- **PROBLEM DESCRIPTION**: Images are excluded; otherwise, output every record exactly.

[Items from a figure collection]
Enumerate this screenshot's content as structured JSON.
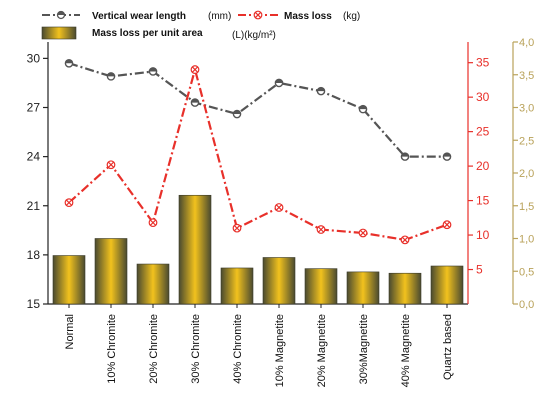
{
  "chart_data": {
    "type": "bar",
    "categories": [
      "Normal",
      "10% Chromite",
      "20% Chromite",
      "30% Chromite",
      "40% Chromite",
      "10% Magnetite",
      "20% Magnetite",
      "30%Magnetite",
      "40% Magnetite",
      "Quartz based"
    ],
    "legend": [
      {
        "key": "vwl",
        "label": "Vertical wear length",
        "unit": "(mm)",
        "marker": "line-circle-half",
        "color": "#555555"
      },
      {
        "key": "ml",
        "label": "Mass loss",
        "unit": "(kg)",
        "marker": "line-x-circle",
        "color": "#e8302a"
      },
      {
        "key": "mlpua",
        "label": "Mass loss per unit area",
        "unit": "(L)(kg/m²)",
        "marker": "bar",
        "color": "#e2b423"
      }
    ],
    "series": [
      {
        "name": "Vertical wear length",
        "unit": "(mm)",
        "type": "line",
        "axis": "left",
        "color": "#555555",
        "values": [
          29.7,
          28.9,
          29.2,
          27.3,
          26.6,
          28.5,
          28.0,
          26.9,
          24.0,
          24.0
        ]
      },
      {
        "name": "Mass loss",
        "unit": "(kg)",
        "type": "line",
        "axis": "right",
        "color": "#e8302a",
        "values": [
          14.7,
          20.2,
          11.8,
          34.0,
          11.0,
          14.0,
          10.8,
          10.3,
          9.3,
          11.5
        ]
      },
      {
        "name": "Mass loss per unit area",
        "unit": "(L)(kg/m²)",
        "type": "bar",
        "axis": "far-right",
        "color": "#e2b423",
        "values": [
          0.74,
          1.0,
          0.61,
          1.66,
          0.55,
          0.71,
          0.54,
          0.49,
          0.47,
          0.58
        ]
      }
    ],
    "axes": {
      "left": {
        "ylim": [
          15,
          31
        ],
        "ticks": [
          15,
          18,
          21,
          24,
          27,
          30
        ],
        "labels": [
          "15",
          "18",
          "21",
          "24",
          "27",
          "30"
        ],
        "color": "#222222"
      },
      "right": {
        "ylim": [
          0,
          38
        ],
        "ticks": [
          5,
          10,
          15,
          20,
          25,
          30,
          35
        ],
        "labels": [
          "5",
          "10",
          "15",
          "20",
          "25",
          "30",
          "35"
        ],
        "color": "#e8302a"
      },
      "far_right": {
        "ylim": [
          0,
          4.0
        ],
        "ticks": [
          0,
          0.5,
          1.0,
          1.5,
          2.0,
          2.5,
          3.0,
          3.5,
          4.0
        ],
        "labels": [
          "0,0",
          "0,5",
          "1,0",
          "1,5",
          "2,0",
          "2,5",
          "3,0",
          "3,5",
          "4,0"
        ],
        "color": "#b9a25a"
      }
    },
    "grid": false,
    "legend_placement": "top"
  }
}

- **SOLVED PROBLEM**:
Enumerate this screenshot's content as structured JSON.
{
  "chart_data": {
    "type": "bar",
    "categories": [
      "Normal",
      "10% Chromite",
      "20% Chromite",
      "30% Chromite",
      "40% Chromite",
      "10% Magnetite",
      "20% Magnetite",
      "30%Magnetite",
      "40% Magnetite",
      "Quartz based"
    ],
    "legend": [
      {
        "key": "vwl",
        "label": "Vertical wear length",
        "unit": "(mm)",
        "marker": "line-circle-half",
        "color": "#555555"
      },
      {
        "key": "ml",
        "label": "Mass loss",
        "unit": "(kg)",
        "marker": "line-x-circle",
        "color": "#e8302a"
      },
      {
        "key": "mlpua",
        "label": "Mass loss per unit area",
        "unit": "(L)(kg/m²)",
        "marker": "bar",
        "color": "#e2b423"
      }
    ],
    "series": [
      {
        "name": "Vertical wear length",
        "unit": "(mm)",
        "type": "line",
        "axis": "left",
        "color": "#555555",
        "values": [
          29.7,
          28.9,
          29.2,
          27.3,
          26.6,
          28.5,
          28.0,
          26.9,
          24.0,
          24.0
        ]
      },
      {
        "name": "Mass loss",
        "unit": "(kg)",
        "type": "line",
        "axis": "right",
        "color": "#e8302a",
        "values": [
          14.7,
          20.2,
          11.8,
          34.0,
          11.0,
          14.0,
          10.8,
          10.3,
          9.3,
          11.5
        ]
      },
      {
        "name": "Mass loss per unit area",
        "unit": "(L)(kg/m²)",
        "type": "bar",
        "axis": "far-right",
        "color": "#e2b423",
        "values": [
          0.74,
          1.0,
          0.61,
          1.66,
          0.55,
          0.71,
          0.54,
          0.49,
          0.47,
          0.58
        ]
      }
    ],
    "axes": {
      "left": {
        "ylim": [
          15,
          31
        ],
        "ticks": [
          15,
          18,
          21,
          24,
          27,
          30
        ],
        "labels": [
          "15",
          "18",
          "21",
          "24",
          "27",
          "30"
        ],
        "color": "#222222"
      },
      "right": {
        "ylim": [
          0,
          38
        ],
        "ticks": [
          5,
          10,
          15,
          20,
          25,
          30,
          35
        ],
        "labels": [
          "5",
          "10",
          "15",
          "20",
          "25",
          "30",
          "35"
        ],
        "color": "#e8302a"
      },
      "far_right": {
        "ylim": [
          0,
          4.0
        ],
        "ticks": [
          0,
          0.5,
          1.0,
          1.5,
          2.0,
          2.5,
          3.0,
          3.5,
          4.0
        ],
        "labels": [
          "0,0",
          "0,5",
          "1,0",
          "1,5",
          "2,0",
          "2,5",
          "3,0",
          "3,5",
          "4,0"
        ],
        "color": "#b9a25a"
      }
    },
    "grid": false,
    "legend_placement": "top"
  }
}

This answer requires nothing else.